⟨
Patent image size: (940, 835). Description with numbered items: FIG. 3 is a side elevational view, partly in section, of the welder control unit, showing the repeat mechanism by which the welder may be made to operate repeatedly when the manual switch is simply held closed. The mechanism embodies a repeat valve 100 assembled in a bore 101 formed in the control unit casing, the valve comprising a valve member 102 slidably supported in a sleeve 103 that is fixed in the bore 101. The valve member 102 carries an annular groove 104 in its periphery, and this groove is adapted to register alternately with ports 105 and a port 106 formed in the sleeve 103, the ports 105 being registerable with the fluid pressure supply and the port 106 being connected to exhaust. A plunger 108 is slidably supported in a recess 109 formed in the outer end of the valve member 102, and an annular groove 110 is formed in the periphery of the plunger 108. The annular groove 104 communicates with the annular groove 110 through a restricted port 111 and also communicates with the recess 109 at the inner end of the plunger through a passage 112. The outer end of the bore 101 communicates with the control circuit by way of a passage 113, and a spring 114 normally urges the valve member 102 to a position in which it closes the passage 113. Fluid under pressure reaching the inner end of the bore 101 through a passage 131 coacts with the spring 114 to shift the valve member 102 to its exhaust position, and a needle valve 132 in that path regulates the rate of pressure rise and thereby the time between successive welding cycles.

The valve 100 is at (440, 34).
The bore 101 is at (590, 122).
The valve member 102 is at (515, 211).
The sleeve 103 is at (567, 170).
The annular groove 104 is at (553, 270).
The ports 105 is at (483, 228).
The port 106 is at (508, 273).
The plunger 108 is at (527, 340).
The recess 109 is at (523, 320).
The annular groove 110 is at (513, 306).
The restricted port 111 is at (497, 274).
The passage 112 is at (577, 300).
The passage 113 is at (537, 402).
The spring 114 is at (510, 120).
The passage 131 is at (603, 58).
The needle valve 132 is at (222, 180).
⟩
DESCRIPTION OF THE TASK: Convert the records into a Markdown table with the columns Row and Line, leaving out blank lines. Begin at the start of the records and stop after the line that contains "The sleeve 103 is at (567, 170).".

EXERCISE OUTPUT:
| Row | Line |
|---|---|
| 1 | Patent image size: (940, 835). Description with numbered items: FIG. 3 is a side elevational view, partly in section, of the welder control unit, showing the repeat mechanism by which the welder may be made to operate repeatedly when the manual switch is simply held closed. The mechanism embodies a repeat valve 100 assembled in a bore 101 formed in the control unit casing, the valve comprising a valve member 102 slidably supported in a sleeve 103 that is fixed in the bore 101. The valve member 102 carries an annular groove 104 in its periphery, and this groove is adapted to register alternately with ports 105 and a port 106 formed in the sleeve 103, the ports 105 being registerable with the fluid pressure supply and the port 106 being connected to exhaust. A plunger 108 is slidably supported in a recess 109 formed in the outer end of the valve member 102, and an annular groove 110 is formed in the periphery of the plunger 108. The annular groove 104 communicates with the annular groove 110 through a restricted port 111 and also communicates with the recess 109 at the inner end of the plunger through a passage 112. The outer end of the bore 101 communicates with the control circuit by way of a passage 113, and a spring 114 normally urges the valve member 102 to a position in which it closes the passage 113. Fluid under pressure reaching the inner end of the bore 101 through a passage 131 coacts with the spring 114 to shift the valve member 102 to its exhaust position, and a needle valve 132 in that path regulates the rate of pressure rise and thereby the time between successive welding cycles. |
| 2 | The valve 100 is at (440, 34). |
| 3 | The bore 101 is at (590, 122). |
| 4 | The valve member 102 is at (515, 211). |
| 5 | The sleeve 103 is at (567, 170). |